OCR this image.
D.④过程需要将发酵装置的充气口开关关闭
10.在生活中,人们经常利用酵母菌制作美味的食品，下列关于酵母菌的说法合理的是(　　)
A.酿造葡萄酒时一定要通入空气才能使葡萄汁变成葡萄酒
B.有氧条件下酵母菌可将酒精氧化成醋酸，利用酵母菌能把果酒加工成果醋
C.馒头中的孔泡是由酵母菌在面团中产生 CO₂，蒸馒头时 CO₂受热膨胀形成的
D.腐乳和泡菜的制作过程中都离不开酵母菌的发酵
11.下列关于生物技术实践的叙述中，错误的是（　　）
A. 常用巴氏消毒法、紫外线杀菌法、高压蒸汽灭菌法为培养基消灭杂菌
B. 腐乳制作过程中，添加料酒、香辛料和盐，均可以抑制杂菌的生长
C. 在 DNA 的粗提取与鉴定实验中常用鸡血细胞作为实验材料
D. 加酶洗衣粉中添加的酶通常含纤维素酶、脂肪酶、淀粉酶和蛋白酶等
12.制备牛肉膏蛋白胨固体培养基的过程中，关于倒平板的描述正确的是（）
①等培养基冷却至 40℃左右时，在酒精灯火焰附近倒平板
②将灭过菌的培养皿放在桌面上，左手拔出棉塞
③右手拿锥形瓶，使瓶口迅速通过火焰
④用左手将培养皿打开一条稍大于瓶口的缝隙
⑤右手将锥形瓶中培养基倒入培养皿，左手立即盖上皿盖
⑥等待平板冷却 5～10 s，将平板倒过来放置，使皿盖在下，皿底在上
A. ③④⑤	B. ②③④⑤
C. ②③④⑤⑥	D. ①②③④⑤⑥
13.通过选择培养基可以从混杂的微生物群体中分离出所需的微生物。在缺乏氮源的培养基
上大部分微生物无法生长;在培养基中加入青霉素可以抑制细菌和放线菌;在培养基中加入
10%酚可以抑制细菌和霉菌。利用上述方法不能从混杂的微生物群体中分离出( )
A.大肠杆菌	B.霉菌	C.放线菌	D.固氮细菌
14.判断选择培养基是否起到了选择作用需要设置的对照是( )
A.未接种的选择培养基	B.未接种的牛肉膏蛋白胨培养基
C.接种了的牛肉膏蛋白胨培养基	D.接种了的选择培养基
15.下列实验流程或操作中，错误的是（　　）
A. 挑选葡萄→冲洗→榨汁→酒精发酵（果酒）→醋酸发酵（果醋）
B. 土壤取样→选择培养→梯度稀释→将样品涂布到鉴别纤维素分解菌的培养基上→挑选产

▶ **Task statement**
Your task is to repeat the data exactly; please include every line.

▶ **Answer**
OCR this image.
D.④过程需要将发酵装置的充气口开关关闭
10.在生活中,人们经常利用酵母菌制作美味的食品，下列关于酵母菌的说法合理的是(　　)
A.酿造葡萄酒时一定要通入空气才能使葡萄汁变成葡萄酒
B.有氧条件下酵母菌可将酒精氧化成醋酸，利用酵母菌能把果酒加工成果醋
C.馒头中的孔泡是由酵母菌在面团中产生 CO₂，蒸馒头时 CO₂受热膨胀形成的
D.腐乳和泡菜的制作过程中都离不开酵母菌的发酵
11.下列关于生物技术实践的叙述中，错误的是（　　）
A. 常用巴氏消毒法、紫外线杀菌法、高压蒸汽灭菌法为培养基消灭杂菌
B. 腐乳制作过程中，添加料酒、香辛料和盐，均可以抑制杂菌的生长
C. 在 DNA 的粗提取与鉴定实验中常用鸡血细胞作为实验材料
D. 加酶洗衣粉中添加的酶通常含纤维素酶、脂肪酶、淀粉酶和蛋白酶等
12.制备牛肉膏蛋白胨固体培养基的过程中，关于倒平板的描述正确的是（）
①等培养基冷却至 40℃左右时，在酒精灯火焰附近倒平板
②将灭过菌的培养皿放在桌面上，左手拔出棉塞
③右手拿锥形瓶，使瓶口迅速通过火焰
④用左手将培养皿打开一条稍大于瓶口的缝隙
⑤右手将锥形瓶中培养基倒入培养皿，左手立即盖上皿盖
⑥等待平板冷却 5～10 s，将平板倒过来放置，使皿盖在下，皿底在上
A. ③④⑤	B. ②③④⑤
C. ②③④⑤⑥	D. ①②③④⑤⑥
13.通过选择培养基可以从混杂的微生物群体中分离出所需的微生物。在缺乏氮源的培养基
上大部分微生物无法生长;在培养基中加入青霉素可以抑制细菌和放线菌;在培养基中加入
10%酚可以抑制细菌和霉菌。利用上述方法不能从混杂的微生物群体中分离出( )
A.大肠杆菌	B.霉菌	C.放线菌	D.固氮细菌
14.判断选择培养基是否起到了选择作用需要设置的对照是( )
A.未接种的选择培养基	B.未接种的牛肉膏蛋白胨培养基
C.接种了的牛肉膏蛋白胨培养基	D.接种了的选择培养基
15.下列实验流程或操作中，错误的是（　　）
A. 挑选葡萄→冲洗→榨汁→酒精发酵（果酒）→醋酸发酵（果醋）
B. 土壤取样→选择培养→梯度稀释→将样品涂布到鉴别纤维素分解菌的培养基上→挑选产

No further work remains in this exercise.